───── QUOTED TEXT
Synthesis of R-L Network by the Foster Method
1. Consider a function Z(s)=5(s+1)(s+4)/(s+3)(s+5). Find the value of R1 after performing the first form of Foster method.
a) 1/3
b) 2/3
c) 3/3
d) 4/3
Answer: d
Explanation: After splitting the given function into partial according to the properties of first form of Foster method, we get
Z(s)=4/3+(5/3)(s/(s+3))+2s/(s+5).
So, R1 = 4/3Ω.
2. Consider a function Z(s)=5(s+1)(s+4)/(s+3)(s+5). Find the value of R1.
a) 4/3
b) 5/3
c) 3/5
d) 3/4
Answer: b
Explanation: On taking the partial fractions, we get P1 as 5/3 and we know R1=P1. So the value of R1 is 5/3Ω.
R1 = 5/3Ω.
──────────
- ACTIONS TO TAKE:
a: In the Foster method text, restate the paragraph beginning "Explanation: On taking the partial fractions" in one short sentence, keeping its main facts.
b: Reproduce the stretch of the Foster method text from "Synthesis of R-L" through "Z(s)=4/3+(5/3)(s/(s+3))+2s/(s+5).".
───── MATERIAL SHOWN
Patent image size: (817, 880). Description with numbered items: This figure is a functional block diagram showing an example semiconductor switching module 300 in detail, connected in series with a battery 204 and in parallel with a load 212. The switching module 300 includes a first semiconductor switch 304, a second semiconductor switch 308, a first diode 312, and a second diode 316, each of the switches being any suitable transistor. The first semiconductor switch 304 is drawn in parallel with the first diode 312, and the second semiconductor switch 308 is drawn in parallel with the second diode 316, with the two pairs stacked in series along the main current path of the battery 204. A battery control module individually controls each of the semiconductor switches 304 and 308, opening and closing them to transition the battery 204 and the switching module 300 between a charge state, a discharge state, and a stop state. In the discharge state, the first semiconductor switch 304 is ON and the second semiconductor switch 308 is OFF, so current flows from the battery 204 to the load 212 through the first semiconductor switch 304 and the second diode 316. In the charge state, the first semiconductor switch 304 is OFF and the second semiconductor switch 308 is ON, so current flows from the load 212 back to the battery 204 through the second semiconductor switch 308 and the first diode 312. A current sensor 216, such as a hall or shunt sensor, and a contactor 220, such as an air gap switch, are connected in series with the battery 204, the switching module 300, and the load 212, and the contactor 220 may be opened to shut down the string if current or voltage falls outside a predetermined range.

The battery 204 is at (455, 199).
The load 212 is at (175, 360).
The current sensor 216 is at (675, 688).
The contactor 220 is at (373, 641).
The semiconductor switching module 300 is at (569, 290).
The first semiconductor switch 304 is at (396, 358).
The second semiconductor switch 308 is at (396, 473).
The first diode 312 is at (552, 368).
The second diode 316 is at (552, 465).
──────────
- EXPECTED RESPONSES:
a: Partial fractions give P1 = 5/3, and since R1 = P1, R1 is 5/3Ω.

b:
Synthesis of R-L Network by the Foster Method
1. Consider a function Z(s)=5(s+1)(s+4)/(s+3)(s+5). Find the value of R1 after performing the first form of Foster method.
a) 1/3
b) 2/3
c) 3/3
d) 4/3
Answer: d
Explanation: After splitting the given function into partial according to the properties of first form of Foster method, we get
Z(s)=4/3+(5/3)(s/(s+3))+2s/(s+5).